- _DIRECTIONS FOR THIS TASK_: Extract every line of the material that holds the string "open".

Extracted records
⁂
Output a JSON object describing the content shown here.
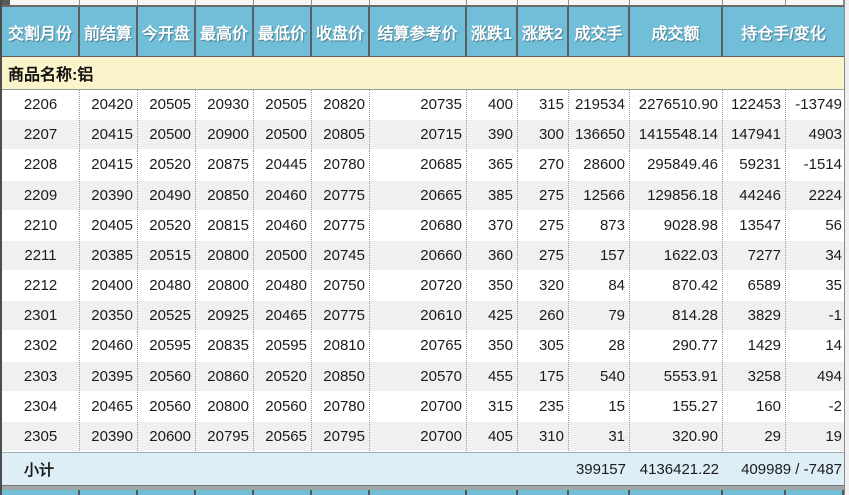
{
  "header": {
    "columns": [
      "交割月份",
      "前结算",
      "今开盘",
      "最高价",
      "最低价",
      "收盘价",
      "结算参考价",
      "涨跌1",
      "涨跌2",
      "成交手",
      "成交额",
      "持仓手/变化"
    ]
  },
  "commodity": {
    "label": "商品名称:铝"
  },
  "rows": [
    {
      "month": "2206",
      "prev_settle": "20420",
      "open": "20505",
      "high": "20930",
      "low": "20505",
      "close": "20820",
      "settle_ref": "20735",
      "chg1": "400",
      "chg2": "315",
      "volume": "219534",
      "turnover": "2276510.90",
      "oi": "122453",
      "oi_chg": "-13749"
    },
    {
      "month": "2207",
      "prev_settle": "20415",
      "open": "20500",
      "high": "20900",
      "low": "20500",
      "close": "20805",
      "settle_ref": "20715",
      "chg1": "390",
      "chg2": "300",
      "volume": "136650",
      "turnover": "1415548.14",
      "oi": "147941",
      "oi_chg": "4903"
    },
    {
      "month": "2208",
      "prev_settle": "20415",
      "open": "20520",
      "high": "20875",
      "low": "20445",
      "close": "20780",
      "settle_ref": "20685",
      "chg1": "365",
      "chg2": "270",
      "volume": "28600",
      "turnover": "295849.46",
      "oi": "59231",
      "oi_chg": "-1514"
    },
    {
      "month": "2209",
      "prev_settle": "20390",
      "open": "20490",
      "high": "20850",
      "low": "20460",
      "close": "20775",
      "settle_ref": "20665",
      "chg1": "385",
      "chg2": "275",
      "volume": "12566",
      "turnover": "129856.18",
      "oi": "44246",
      "oi_chg": "2224"
    },
    {
      "month": "2210",
      "prev_settle": "20405",
      "open": "20520",
      "high": "20815",
      "low": "20460",
      "close": "20775",
      "settle_ref": "20680",
      "chg1": "370",
      "chg2": "275",
      "volume": "873",
      "turnover": "9028.98",
      "oi": "13547",
      "oi_chg": "56"
    },
    {
      "month": "2211",
      "prev_settle": "20385",
      "open": "20515",
      "high": "20800",
      "low": "20500",
      "close": "20745",
      "settle_ref": "20660",
      "chg1": "360",
      "chg2": "275",
      "volume": "157",
      "turnover": "1622.03",
      "oi": "7277",
      "oi_chg": "34"
    },
    {
      "month": "2212",
      "prev_settle": "20400",
      "open": "20480",
      "high": "20800",
      "low": "20480",
      "close": "20750",
      "settle_ref": "20720",
      "chg1": "350",
      "chg2": "320",
      "volume": "84",
      "turnover": "870.42",
      "oi": "6589",
      "oi_chg": "35"
    },
    {
      "month": "2301",
      "prev_settle": "20350",
      "open": "20525",
      "high": "20925",
      "low": "20465",
      "close": "20775",
      "settle_ref": "20610",
      "chg1": "425",
      "chg2": "260",
      "volume": "79",
      "turnover": "814.28",
      "oi": "3829",
      "oi_chg": "-1"
    },
    {
      "month": "2302",
      "prev_settle": "20460",
      "open": "20595",
      "high": "20835",
      "low": "20595",
      "close": "20810",
      "settle_ref": "20765",
      "chg1": "350",
      "chg2": "305",
      "volume": "28",
      "turnover": "290.77",
      "oi": "1429",
      "oi_chg": "14"
    },
    {
      "month": "2303",
      "prev_settle": "20395",
      "open": "20560",
      "high": "20860",
      "low": "20520",
      "close": "20850",
      "settle_ref": "20570",
      "chg1": "455",
      "chg2": "175",
      "volume": "540",
      "turnover": "5553.91",
      "oi": "3258",
      "oi_chg": "494"
    },
    {
      "month": "2304",
      "prev_settle": "20465",
      "open": "20560",
      "high": "20800",
      "low": "20560",
      "close": "20780",
      "settle_ref": "20700",
      "chg1": "315",
      "chg2": "235",
      "volume": "15",
      "turnover": "155.27",
      "oi": "160",
      "oi_chg": "-2"
    },
    {
      "month": "2305",
      "prev_settle": "20390",
      "open": "20600",
      "high": "20795",
      "low": "20565",
      "close": "20795",
      "settle_ref": "20700",
      "chg1": "405",
      "chg2": "310",
      "volume": "31",
      "turnover": "320.90",
      "oi": "29",
      "oi_chg": "19"
    }
  ],
  "subtotal": {
    "label": "小计",
    "volume": "399157",
    "turnover": "4136421.22",
    "oi_change": "409989 / -7487"
  },
  "colors": {
    "header_bg": "#71BED9",
    "header_text": "#FFFFFF",
    "commodity_bg": "#FBF4CA",
    "row_alt_bg": "#F0F0F0",
    "subtotal_bg": "#DDEEF7",
    "header_sep": "#5C6063"
  }
}
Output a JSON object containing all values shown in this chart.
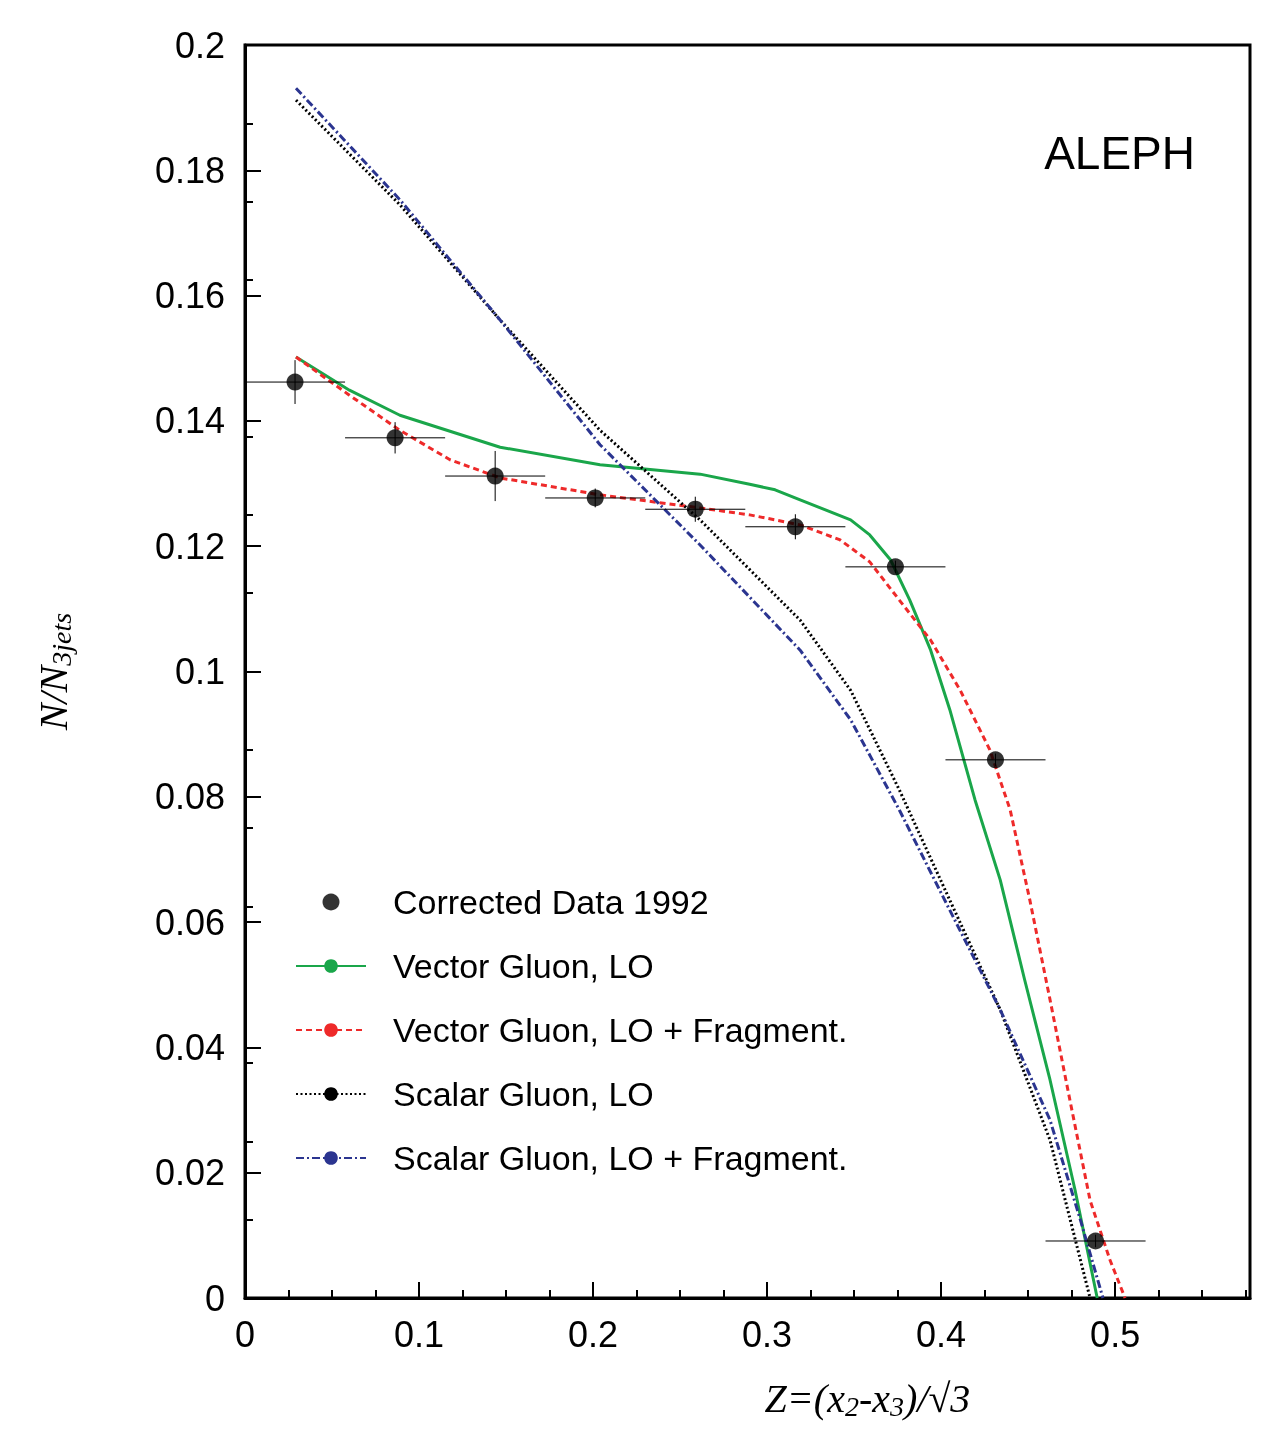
{
  "chart_data": {
    "type": "scatter",
    "xlabel": "Z=(x$_{2}$-x$_{3}$)/√3",
    "ylabel": "N/N$_{3jets}$",
    "annotations": [
      "ALEPH"
    ],
    "xlim": [
      0,
      0.5775
    ],
    "ylim": [
      0,
      0.2
    ],
    "xticks": [
      0,
      0.1,
      0.2,
      0.3,
      0.4,
      0.5
    ],
    "yticks": [
      0,
      0.02,
      0.04,
      0.06,
      0.08,
      0.1,
      0.12,
      0.14,
      0.16,
      0.18,
      0.2
    ],
    "grid": false,
    "legend": "bottom left",
    "series": [
      {
        "name": "Corrected Data 1992",
        "marker": "circle",
        "color": "#000000",
        "x": [
          0.02875,
          0.08625,
          0.14375,
          0.20125,
          0.25875,
          0.31625,
          0.37375,
          0.43125,
          0.48875
        ],
        "values": [
          0.1462,
          0.1373,
          0.1312,
          0.1277,
          0.1259,
          0.1231,
          0.1167,
          0.0859,
          0.0091
        ],
        "errors": [
          0.0035,
          0.0025,
          0.004,
          0.0015,
          0.002,
          0.002,
          0.001,
          0.001,
          0.001
        ],
        "xerrors": [
          0.02875,
          0.02875,
          0.02875,
          0.02875,
          0.02875,
          0.02875,
          0.02875,
          0.02875,
          0.02875
        ]
      },
      {
        "name": "Vector Gluon, LO",
        "type": "line",
        "line_style": "solid",
        "marker": "none",
        "color": "#1aa64a",
        "x": [
          0.0293,
          0.06,
          0.089,
          0.1466,
          0.204,
          0.2615,
          0.29,
          0.3046,
          0.319,
          0.348,
          0.359,
          0.371,
          0.382,
          0.394,
          0.405,
          0.4195,
          0.434,
          0.448,
          0.4626,
          0.477,
          0.4897
        ],
        "values": [
          0.1502,
          0.1449,
          0.1409,
          0.1358,
          0.133,
          0.1315,
          0.1299,
          0.129,
          0.1274,
          0.1242,
          0.1218,
          0.1178,
          0.1114,
          0.1034,
          0.0939,
          0.0795,
          0.0667,
          0.0508,
          0.0348,
          0.0172,
          0
        ]
      },
      {
        "name": "Vector Gluon, LO + Fragment.",
        "type": "line",
        "line_style": "dashed",
        "marker": "none",
        "color": "#ee2a2a",
        "x": [
          0.0293,
          0.06,
          0.089,
          0.1178,
          0.1466,
          0.204,
          0.2615,
          0.29,
          0.319,
          0.342,
          0.359,
          0.376,
          0.394,
          0.411,
          0.428,
          0.4397,
          0.451,
          0.4626,
          0.474,
          0.4856,
          0.497,
          0.5057
        ],
        "values": [
          0.1502,
          0.1441,
          0.1385,
          0.1338,
          0.1309,
          0.1282,
          0.1261,
          0.125,
          0.1234,
          0.121,
          0.1175,
          0.1114,
          0.105,
          0.097,
          0.0875,
          0.0779,
          0.0635,
          0.0476,
          0.0316,
          0.0156,
          0.0061,
          0
        ]
      },
      {
        "name": "Scalar Gluon, LO",
        "type": "line",
        "line_style": "dotted",
        "marker": "none",
        "color": "#000000",
        "x": [
          0.0293,
          0.089,
          0.1466,
          0.204,
          0.2615,
          0.319,
          0.348,
          0.376,
          0.405,
          0.434,
          0.4626,
          0.4856
        ],
        "values": [
          0.1912,
          0.1745,
          0.1561,
          0.1385,
          0.1242,
          0.1082,
          0.097,
          0.0811,
          0.0635,
          0.046,
          0.0252,
          0
        ]
      },
      {
        "name": "Scalar Gluon, LO + Fragment.",
        "type": "line",
        "line_style": "dashdot",
        "marker": "none",
        "color": "#2b3590",
        "x": [
          0.0293,
          0.089,
          0.1466,
          0.204,
          0.2615,
          0.319,
          0.348,
          0.376,
          0.405,
          0.434,
          0.4626,
          0.48,
          0.493
        ],
        "values": [
          0.1931,
          0.1753,
          0.1561,
          0.1362,
          0.1202,
          0.1034,
          0.0923,
          0.0779,
          0.0619,
          0.046,
          0.0284,
          0.0125,
          0
        ]
      }
    ]
  }
}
⁂
- _RESULT OF THIS EXERCISE_:
      "open": "20505",
      "open": "20500",
      "open": "20520",
      "open": "20490",
      "open": "20520",
      "open": "20515",
      "open": "20480",
      "open": "20525",
      "open": "20595",
      "open": "20560",
      "open": "20560",
      "open": "20600",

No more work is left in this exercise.